Instructions to follow: The records below should be written out again, exactly.

Records for the exercise:
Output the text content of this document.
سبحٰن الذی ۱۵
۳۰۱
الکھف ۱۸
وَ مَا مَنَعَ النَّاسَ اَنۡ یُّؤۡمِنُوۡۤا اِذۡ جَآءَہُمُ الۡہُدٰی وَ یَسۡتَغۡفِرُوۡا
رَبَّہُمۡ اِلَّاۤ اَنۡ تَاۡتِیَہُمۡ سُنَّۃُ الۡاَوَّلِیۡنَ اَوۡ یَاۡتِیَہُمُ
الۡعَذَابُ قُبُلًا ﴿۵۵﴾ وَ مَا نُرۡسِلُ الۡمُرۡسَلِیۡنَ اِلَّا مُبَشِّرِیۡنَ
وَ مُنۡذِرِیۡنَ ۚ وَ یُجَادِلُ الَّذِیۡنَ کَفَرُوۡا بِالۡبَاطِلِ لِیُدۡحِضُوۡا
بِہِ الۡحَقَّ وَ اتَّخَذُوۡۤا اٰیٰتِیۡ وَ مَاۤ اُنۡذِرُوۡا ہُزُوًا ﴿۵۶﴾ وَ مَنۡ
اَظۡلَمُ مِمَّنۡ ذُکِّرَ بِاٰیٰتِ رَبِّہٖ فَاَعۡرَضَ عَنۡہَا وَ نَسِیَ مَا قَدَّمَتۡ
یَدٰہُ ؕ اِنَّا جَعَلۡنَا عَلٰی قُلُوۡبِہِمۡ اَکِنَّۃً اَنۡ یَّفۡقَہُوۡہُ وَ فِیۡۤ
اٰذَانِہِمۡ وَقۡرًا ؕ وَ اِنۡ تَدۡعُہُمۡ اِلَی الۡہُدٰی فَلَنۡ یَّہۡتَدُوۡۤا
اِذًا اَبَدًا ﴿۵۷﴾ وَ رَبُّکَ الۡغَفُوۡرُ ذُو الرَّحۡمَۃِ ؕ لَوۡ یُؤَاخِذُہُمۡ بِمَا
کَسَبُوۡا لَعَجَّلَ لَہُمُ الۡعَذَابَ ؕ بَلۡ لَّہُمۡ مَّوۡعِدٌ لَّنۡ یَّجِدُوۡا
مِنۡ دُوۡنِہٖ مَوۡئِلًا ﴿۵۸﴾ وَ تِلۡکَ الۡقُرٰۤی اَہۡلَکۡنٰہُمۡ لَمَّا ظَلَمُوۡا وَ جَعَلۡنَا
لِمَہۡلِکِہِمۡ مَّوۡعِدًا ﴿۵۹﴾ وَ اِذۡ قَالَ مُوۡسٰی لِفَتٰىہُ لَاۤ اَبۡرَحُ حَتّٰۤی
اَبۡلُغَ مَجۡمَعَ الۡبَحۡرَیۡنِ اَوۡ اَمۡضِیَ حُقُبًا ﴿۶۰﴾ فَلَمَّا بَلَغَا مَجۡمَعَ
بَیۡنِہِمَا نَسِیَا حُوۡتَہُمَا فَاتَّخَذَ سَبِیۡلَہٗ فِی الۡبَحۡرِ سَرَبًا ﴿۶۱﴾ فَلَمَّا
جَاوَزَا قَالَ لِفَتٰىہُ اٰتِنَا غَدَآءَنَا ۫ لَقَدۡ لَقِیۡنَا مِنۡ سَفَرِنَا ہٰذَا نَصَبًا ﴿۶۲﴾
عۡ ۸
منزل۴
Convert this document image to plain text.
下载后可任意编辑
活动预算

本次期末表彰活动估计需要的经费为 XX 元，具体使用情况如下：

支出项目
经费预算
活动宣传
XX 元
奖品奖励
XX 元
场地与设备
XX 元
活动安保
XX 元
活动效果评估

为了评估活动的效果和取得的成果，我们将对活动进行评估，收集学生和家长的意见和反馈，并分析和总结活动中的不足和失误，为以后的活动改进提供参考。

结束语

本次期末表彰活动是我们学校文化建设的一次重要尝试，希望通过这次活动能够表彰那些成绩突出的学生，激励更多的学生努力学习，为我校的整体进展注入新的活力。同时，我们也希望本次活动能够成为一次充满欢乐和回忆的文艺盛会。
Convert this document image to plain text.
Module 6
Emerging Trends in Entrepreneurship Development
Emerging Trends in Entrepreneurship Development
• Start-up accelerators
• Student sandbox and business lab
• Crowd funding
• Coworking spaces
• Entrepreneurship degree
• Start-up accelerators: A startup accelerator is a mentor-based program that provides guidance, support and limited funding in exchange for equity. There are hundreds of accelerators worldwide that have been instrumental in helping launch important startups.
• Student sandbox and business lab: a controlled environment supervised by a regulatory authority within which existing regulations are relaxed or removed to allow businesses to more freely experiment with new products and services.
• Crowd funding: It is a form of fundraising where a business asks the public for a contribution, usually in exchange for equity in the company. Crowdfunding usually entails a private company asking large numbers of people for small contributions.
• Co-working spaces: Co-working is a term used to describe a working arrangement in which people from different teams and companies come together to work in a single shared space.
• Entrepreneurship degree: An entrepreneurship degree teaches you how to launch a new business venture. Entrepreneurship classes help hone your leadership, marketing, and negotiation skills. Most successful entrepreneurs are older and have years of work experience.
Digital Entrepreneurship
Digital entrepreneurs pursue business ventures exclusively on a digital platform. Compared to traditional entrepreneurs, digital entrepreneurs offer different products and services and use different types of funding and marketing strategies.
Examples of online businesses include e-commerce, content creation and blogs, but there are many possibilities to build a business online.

Expected answer:
Output the text content of this document.
سبحٰن الذی ۱۵
۳۰۱
الکھف ۱۸
وَ مَا مَنَعَ النَّاسَ اَنۡ یُّؤۡمِنُوۡۤا اِذۡ جَآءَہُمُ الۡہُدٰی وَ یَسۡتَغۡفِرُوۡا
رَبَّہُمۡ اِلَّاۤ اَنۡ تَاۡتِیَہُمۡ سُنَّۃُ الۡاَوَّلِیۡنَ اَوۡ یَاۡتِیَہُمُ
الۡعَذَابُ قُبُلًا ﴿۵۵﴾ وَ مَا نُرۡسِلُ الۡمُرۡسَلِیۡنَ اِلَّا مُبَشِّرِیۡنَ
وَ مُنۡذِرِیۡنَ ۚ وَ یُجَادِلُ الَّذِیۡنَ کَفَرُوۡا بِالۡبَاطِلِ لِیُدۡحِضُوۡا
بِہِ الۡحَقَّ وَ اتَّخَذُوۡۤا اٰیٰتِیۡ وَ مَاۤ اُنۡذِرُوۡا ہُزُوًا ﴿۵۶﴾ وَ مَنۡ
اَظۡلَمُ مِمَّنۡ ذُکِّرَ بِاٰیٰتِ رَبِّہٖ فَاَعۡرَضَ عَنۡہَا وَ نَسِیَ مَا قَدَّمَتۡ
یَدٰہُ ؕ اِنَّا جَعَلۡنَا عَلٰی قُلُوۡبِہِمۡ اَکِنَّۃً اَنۡ یَّفۡقَہُوۡہُ وَ فِیۡۤ
اٰذَانِہِمۡ وَقۡرًا ؕ وَ اِنۡ تَدۡعُہُمۡ اِلَی الۡہُدٰی فَلَنۡ یَّہۡتَدُوۡۤا
اِذًا اَبَدًا ﴿۵۷﴾ وَ رَبُّکَ الۡغَفُوۡرُ ذُو الرَّحۡمَۃِ ؕ لَوۡ یُؤَاخِذُہُمۡ بِمَا
کَسَبُوۡا لَعَجَّلَ لَہُمُ الۡعَذَابَ ؕ بَلۡ لَّہُمۡ مَّوۡعِدٌ لَّنۡ یَّجِدُوۡا
مِنۡ دُوۡنِہٖ مَوۡئِلًا ﴿۵۸﴾ وَ تِلۡکَ الۡقُرٰۤی اَہۡلَکۡنٰہُمۡ لَمَّا ظَلَمُوۡا وَ جَعَلۡنَا
لِمَہۡلِکِہِمۡ مَّوۡعِدًا ﴿۵۹﴾ وَ اِذۡ قَالَ مُوۡسٰی لِفَتٰىہُ لَاۤ اَبۡرَحُ حَتّٰۤی
اَبۡلُغَ مَجۡمَعَ الۡبَحۡرَیۡنِ اَوۡ اَمۡضِیَ حُقُبًا ﴿۶۰﴾ فَلَمَّا بَلَغَا مَجۡمَعَ
بَیۡنِہِمَا نَسِیَا حُوۡتَہُمَا فَاتَّخَذَ سَبِیۡلَہٗ فِی الۡبَحۡرِ سَرَبًا ﴿۶۱﴾ فَلَمَّا
جَاوَزَا قَالَ لِفَتٰىہُ اٰتِنَا غَدَآءَنَا ۫ لَقَدۡ لَقِیۡنَا مِنۡ سَفَرِنَا ہٰذَا نَصَبًا ﴿۶۲﴾
عۡ ۸
منزل۴
Convert this document image to plain text.
下载后可任意编辑
活动预算

本次期末表彰活动估计需要的经费为 XX 元，具体使用情况如下：

支出项目
经费预算
活动宣传
XX 元
奖品奖励
XX 元
场地与设备
XX 元
活动安保
XX 元
活动效果评估

为了评估活动的效果和取得的成果，我们将对活动进行评估，收集学生和家长的意见和反馈，并分析和总结活动中的不足和失误，为以后的活动改进提供参考。

结束语

本次期末表彰活动是我们学校文化建设的一次重要尝试，希望通过这次活动能够表彰那些成绩突出的学生，激励更多的学生努力学习，为我校的整体进展注入新的活力。同时，我们也希望本次活动能够成为一次充满欢乐和回忆的文艺盛会。
Convert this document image to plain text.
Module 6
Emerging Trends in Entrepreneurship Development
Emerging Trends in Entrepreneurship Development
• Start-up accelerators
• Student sandbox and business lab
• Crowd funding
• Coworking spaces
• Entrepreneurship degree
• Start-up accelerators: A startup accelerator is a mentor-based program that provides guidance, support and limited funding in exchange for equity. There are hundreds of accelerators worldwide that have been instrumental in helping launch important startups.
• Student sandbox and business lab: a controlled environment supervised by a regulatory authority within which existing regulations are relaxed or removed to allow businesses to more freely experiment with new products and services.
• Crowd funding: It is a form of fundraising where a business asks the public for a contribution, usually in exchange for equity in the company. Crowdfunding usually entails a private company asking large numbers of people for small contributions.
• Co-working spaces: Co-working is a term used to describe a working arrangement in which people from different teams and companies come together to work in a single shared space.
• Entrepreneurship degree: An entrepreneurship degree teaches you how to launch a new business venture. Entrepreneurship classes help hone your leadership, marketing, and negotiation skills. Most successful entrepreneurs are older and have years of work experience.
Digital Entrepreneurship
Digital entrepreneurs pursue business ventures exclusively on a digital platform. Compared to traditional entrepreneurs, digital entrepreneurs offer different products and services and use different types of funding and marketing strategies.
Examples of online businesses include e-commerce, content creation and blogs, but there are many possibilities to build a business online.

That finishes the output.